>>>>>
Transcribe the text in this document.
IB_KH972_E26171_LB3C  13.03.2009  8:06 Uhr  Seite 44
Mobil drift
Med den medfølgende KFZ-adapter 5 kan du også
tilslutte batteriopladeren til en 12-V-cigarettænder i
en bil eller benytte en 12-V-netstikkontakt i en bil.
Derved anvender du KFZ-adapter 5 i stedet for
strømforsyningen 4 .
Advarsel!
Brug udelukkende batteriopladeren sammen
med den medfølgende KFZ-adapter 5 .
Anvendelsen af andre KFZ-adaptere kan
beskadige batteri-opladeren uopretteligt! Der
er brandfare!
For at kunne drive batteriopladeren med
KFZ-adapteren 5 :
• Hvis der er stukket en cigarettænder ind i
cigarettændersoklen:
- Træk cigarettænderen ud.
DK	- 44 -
<<<<<
>>>>>
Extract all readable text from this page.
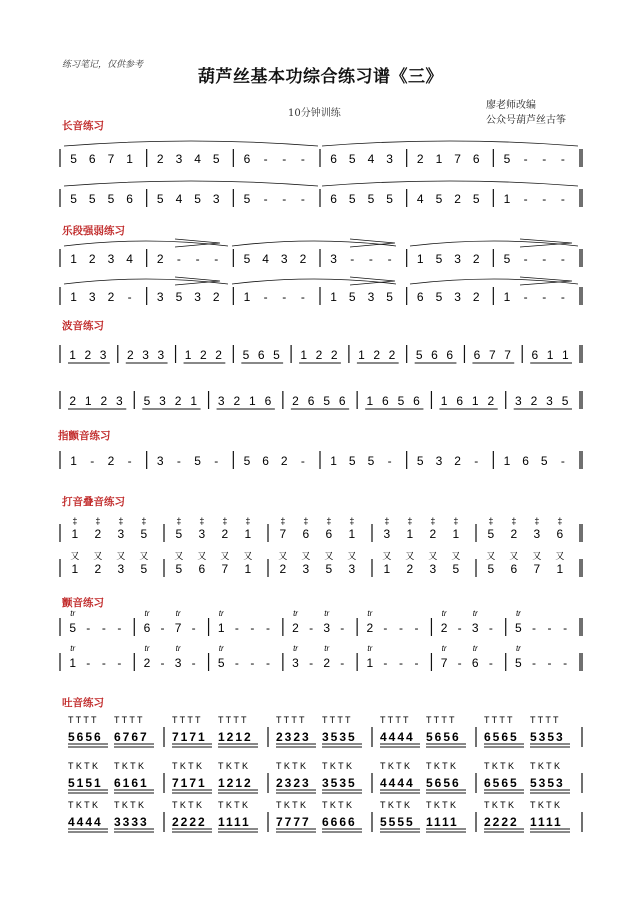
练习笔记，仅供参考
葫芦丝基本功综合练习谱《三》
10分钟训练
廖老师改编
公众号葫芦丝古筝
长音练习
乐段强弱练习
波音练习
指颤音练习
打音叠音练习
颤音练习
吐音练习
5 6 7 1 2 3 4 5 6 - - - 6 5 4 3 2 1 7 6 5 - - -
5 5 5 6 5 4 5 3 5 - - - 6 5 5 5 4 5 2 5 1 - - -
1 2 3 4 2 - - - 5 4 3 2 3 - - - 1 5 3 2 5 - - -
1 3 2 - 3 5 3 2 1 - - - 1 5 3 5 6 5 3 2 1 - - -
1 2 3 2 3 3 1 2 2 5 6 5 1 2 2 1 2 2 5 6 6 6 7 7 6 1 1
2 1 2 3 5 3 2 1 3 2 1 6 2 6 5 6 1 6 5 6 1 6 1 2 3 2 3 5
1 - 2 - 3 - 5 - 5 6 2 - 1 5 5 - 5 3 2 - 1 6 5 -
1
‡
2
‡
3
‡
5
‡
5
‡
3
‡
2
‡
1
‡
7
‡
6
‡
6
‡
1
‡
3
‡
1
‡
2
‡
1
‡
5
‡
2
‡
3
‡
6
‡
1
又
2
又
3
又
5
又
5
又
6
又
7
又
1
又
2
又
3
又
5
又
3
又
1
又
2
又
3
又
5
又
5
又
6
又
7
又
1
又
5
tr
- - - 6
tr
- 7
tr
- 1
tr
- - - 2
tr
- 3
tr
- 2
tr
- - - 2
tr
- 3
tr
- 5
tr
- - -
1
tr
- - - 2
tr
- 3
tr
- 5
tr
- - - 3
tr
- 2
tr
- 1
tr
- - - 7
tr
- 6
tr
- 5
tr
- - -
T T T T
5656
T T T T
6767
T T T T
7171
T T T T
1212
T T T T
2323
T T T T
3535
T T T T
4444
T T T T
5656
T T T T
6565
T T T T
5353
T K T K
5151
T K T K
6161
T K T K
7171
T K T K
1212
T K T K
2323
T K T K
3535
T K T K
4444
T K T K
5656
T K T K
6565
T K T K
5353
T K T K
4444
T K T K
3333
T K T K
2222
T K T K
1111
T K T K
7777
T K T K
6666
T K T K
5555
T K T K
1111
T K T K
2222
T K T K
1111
<<<<<
>>>>>
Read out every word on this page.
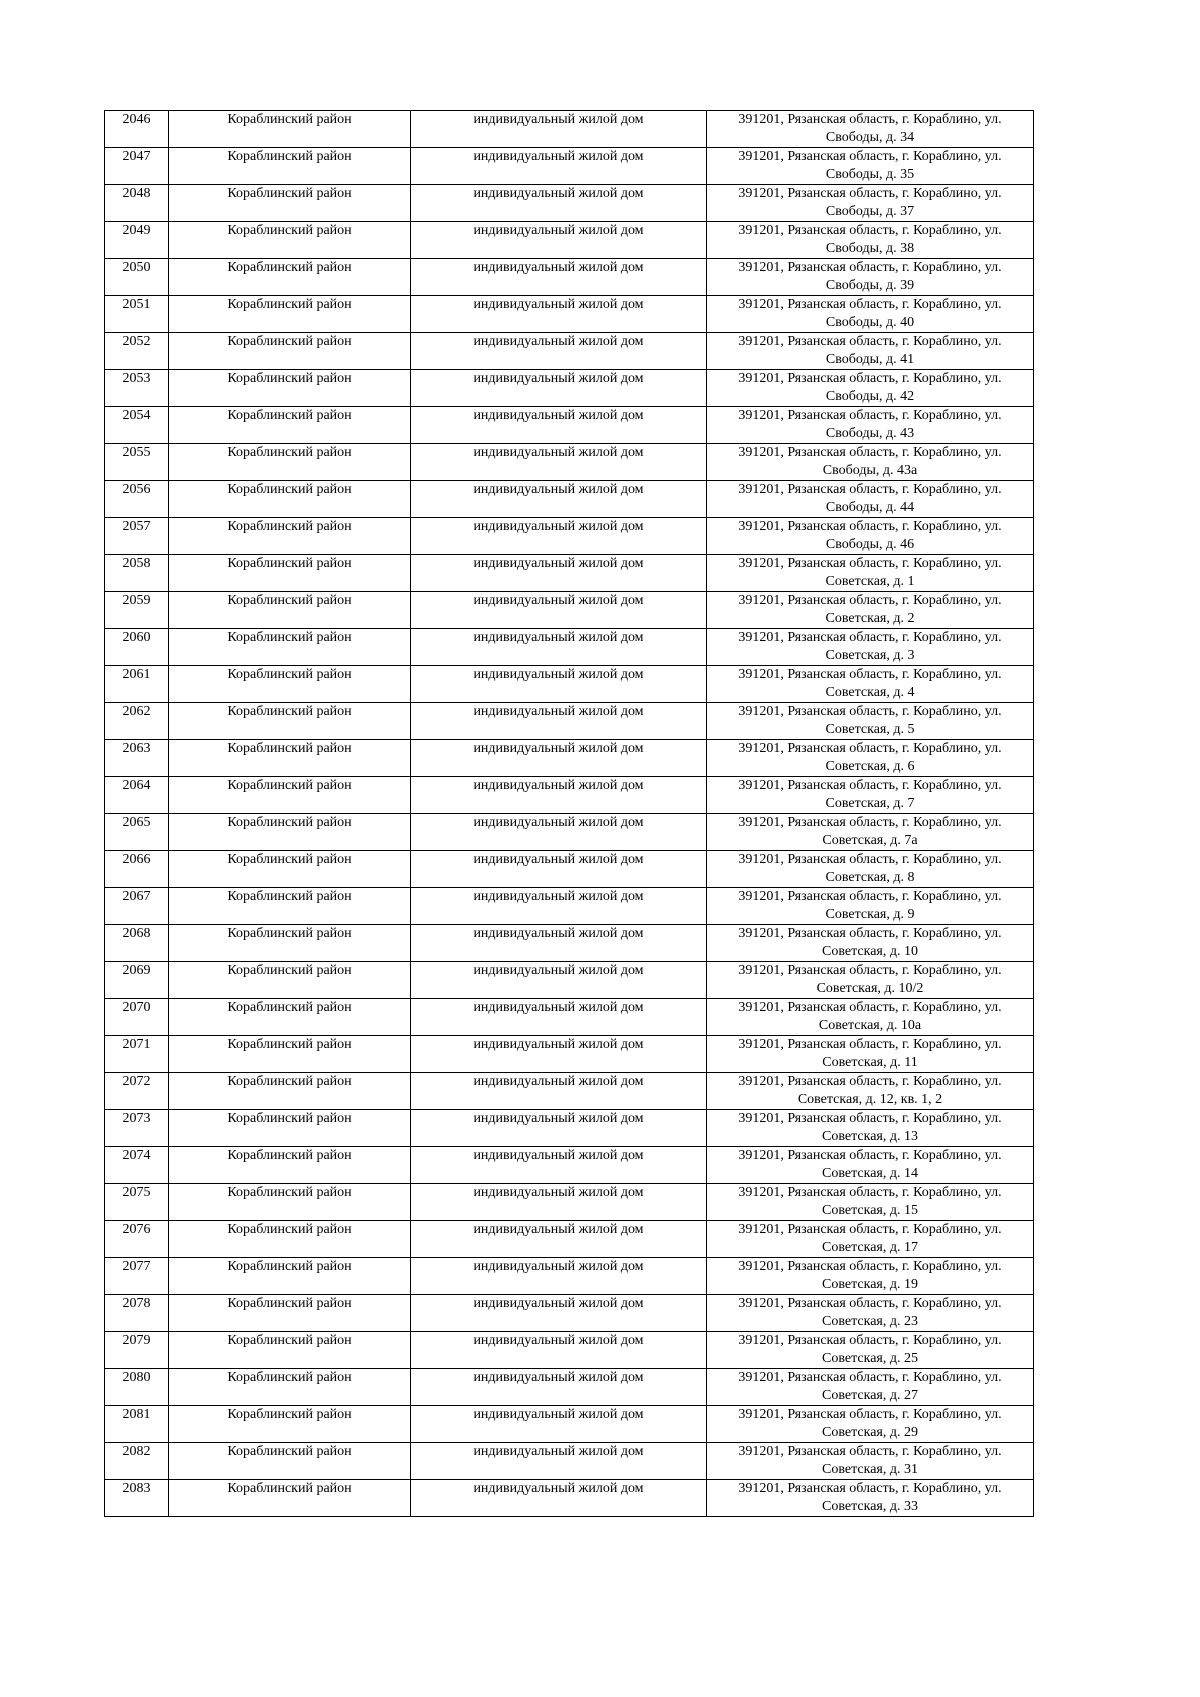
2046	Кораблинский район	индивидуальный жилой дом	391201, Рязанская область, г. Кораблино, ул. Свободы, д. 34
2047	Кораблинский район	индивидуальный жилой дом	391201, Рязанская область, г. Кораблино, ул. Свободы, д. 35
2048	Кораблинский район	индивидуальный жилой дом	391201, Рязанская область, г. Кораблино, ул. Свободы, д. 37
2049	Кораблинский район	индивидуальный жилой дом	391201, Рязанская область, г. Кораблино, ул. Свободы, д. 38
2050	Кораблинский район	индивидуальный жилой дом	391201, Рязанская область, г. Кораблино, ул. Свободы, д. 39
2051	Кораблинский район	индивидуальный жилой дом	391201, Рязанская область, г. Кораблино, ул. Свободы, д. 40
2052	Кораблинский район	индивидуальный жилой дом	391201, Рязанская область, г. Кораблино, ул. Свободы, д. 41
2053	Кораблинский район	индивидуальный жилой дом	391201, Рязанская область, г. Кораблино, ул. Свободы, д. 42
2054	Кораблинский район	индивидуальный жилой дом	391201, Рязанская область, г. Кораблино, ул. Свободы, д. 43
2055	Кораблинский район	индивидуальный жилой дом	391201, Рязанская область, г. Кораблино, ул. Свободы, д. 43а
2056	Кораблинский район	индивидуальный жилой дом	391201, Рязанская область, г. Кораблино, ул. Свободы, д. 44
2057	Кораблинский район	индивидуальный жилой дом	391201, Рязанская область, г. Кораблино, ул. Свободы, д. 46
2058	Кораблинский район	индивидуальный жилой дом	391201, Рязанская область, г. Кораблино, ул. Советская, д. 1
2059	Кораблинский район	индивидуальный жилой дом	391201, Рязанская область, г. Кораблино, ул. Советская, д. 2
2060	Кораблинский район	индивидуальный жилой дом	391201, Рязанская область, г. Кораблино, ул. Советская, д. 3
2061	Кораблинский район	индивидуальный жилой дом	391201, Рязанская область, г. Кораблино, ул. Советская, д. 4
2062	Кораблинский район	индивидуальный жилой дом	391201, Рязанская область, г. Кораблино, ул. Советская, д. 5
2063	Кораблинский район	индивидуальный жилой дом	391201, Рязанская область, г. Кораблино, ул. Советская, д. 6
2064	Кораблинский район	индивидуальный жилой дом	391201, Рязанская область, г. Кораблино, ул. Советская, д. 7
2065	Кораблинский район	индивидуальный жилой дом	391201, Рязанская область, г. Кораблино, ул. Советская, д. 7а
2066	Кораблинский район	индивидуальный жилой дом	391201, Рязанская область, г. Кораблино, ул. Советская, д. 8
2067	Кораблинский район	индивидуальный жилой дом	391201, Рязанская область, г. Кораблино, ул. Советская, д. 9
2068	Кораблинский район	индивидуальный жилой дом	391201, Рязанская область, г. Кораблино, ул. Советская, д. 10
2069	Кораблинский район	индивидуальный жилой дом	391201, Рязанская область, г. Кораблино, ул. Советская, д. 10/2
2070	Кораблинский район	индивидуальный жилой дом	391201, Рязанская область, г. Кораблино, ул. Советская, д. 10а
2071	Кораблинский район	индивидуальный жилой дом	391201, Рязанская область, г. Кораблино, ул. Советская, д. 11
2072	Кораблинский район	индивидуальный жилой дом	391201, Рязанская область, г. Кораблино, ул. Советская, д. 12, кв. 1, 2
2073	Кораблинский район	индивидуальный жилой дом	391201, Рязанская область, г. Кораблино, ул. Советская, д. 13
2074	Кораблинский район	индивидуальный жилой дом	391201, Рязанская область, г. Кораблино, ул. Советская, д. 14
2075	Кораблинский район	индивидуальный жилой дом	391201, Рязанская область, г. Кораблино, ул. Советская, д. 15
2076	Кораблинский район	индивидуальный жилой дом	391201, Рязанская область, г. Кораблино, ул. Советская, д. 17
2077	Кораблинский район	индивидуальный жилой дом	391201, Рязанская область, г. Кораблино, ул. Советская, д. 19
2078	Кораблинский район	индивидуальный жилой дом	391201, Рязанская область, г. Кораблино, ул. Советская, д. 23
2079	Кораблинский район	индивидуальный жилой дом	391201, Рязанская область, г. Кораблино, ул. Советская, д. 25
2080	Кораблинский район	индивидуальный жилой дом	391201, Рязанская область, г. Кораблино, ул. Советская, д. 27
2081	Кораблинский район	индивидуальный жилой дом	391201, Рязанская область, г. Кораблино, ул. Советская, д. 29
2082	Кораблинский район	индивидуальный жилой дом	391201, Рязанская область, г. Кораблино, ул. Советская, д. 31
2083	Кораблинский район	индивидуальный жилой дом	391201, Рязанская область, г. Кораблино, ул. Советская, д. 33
<<<<<
(AIM OF THE EXERCISE): Pull every line containing "text" from the data.

(REPLY TO THE TASK):
Transcribe the text in this document.
Extract all readable text from this page.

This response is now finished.